Top of ENTRIES SHOWN
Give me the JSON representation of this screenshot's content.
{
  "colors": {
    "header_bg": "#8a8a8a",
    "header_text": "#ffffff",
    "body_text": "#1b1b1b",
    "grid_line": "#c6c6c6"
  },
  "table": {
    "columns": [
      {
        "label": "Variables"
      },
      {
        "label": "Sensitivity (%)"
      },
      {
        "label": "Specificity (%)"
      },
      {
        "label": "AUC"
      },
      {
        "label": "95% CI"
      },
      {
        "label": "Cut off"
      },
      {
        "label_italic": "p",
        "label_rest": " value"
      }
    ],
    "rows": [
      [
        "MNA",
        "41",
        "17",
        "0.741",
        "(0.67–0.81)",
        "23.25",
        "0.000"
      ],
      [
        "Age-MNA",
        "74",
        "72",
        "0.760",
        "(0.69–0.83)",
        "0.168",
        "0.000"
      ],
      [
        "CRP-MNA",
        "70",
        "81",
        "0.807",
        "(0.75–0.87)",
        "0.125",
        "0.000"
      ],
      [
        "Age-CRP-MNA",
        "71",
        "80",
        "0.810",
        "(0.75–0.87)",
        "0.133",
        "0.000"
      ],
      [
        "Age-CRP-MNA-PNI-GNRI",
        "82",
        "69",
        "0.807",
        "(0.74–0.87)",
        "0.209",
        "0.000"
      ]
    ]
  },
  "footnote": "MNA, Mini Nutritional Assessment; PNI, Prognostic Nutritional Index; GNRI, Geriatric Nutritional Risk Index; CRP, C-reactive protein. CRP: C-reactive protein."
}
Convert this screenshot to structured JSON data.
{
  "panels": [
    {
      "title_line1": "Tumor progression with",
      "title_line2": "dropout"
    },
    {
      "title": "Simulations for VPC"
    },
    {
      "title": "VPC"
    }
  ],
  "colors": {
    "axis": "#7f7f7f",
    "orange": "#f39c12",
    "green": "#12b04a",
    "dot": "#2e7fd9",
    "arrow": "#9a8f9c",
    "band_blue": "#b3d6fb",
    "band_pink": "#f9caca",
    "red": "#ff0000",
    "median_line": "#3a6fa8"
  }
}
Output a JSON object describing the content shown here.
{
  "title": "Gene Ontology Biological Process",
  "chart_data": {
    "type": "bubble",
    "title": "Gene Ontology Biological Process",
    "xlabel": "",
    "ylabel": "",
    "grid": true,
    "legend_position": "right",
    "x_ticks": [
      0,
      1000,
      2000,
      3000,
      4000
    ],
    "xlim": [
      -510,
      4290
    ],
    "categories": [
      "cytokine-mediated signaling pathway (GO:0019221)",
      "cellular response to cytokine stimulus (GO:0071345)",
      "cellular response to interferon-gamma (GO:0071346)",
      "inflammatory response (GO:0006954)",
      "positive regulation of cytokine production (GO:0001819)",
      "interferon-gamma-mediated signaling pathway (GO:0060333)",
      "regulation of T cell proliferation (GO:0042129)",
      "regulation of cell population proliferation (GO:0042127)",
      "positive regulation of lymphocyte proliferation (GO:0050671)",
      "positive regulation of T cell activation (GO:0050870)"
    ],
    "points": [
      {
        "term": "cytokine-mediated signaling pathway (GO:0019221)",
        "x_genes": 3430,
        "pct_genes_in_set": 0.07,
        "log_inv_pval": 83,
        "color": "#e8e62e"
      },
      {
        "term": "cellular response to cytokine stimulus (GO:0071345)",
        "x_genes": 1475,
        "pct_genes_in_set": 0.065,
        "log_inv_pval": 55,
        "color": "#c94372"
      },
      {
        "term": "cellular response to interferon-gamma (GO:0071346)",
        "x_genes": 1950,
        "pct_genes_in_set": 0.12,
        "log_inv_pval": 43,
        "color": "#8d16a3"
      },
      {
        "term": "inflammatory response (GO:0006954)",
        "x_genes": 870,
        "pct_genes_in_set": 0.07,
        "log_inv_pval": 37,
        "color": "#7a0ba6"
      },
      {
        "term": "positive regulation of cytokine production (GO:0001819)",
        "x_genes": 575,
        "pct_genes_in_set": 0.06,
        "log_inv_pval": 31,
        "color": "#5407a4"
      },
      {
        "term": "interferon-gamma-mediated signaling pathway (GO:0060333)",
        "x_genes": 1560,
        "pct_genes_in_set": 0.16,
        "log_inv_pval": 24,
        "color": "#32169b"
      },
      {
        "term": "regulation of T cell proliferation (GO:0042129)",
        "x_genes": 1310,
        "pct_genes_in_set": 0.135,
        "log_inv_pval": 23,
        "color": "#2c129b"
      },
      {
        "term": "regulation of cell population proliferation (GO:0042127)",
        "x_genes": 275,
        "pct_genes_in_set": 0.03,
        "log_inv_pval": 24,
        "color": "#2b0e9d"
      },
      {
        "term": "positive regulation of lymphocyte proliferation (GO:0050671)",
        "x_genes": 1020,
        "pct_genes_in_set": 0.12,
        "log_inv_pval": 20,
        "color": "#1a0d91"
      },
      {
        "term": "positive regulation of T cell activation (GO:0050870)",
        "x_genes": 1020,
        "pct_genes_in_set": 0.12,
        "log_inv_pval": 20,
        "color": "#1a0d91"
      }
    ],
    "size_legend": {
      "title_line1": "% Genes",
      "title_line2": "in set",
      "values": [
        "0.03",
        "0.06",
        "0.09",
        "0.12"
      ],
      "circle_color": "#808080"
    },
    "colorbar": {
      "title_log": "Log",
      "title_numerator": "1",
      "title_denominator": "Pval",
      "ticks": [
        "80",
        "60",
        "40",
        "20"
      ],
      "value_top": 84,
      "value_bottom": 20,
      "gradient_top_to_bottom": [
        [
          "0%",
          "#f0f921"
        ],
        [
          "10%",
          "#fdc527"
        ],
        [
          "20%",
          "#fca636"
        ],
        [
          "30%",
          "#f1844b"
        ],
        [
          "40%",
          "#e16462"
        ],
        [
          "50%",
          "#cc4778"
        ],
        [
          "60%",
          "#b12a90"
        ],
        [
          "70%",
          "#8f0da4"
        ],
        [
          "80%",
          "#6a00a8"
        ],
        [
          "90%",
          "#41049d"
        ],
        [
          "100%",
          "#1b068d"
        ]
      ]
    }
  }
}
Bottom of ENTRIES SHOWN
▶ **WORK REQUEST**
The required answer is each line of the data in which the word "term" appears.

▶ **RESPONSE TO THE TASK**
        "term": "cytokine-mediated signaling pathway (GO:0019221)",
        "term": "cellular response to cytokine stimulus (GO:0071345)",
        "term": "cellular response to interferon-gamma (GO:0071346)",
        "term": "inflammatory response (GO:0006954)",
        "term": "positive regulation of cytokine production (GO:0001819)",
        "term": "interferon-gamma-mediated signaling pathway (GO:0060333)",
        "term": "regulation of T cell proliferation (GO:0042129)",
        "term": "regulation of cell population proliferation (GO:0042127)",
        "term": "positive regulation of lymphocyte proliferation (GO:0050671)",
        "term": "positive regulation of T cell activation (GO:0050870)",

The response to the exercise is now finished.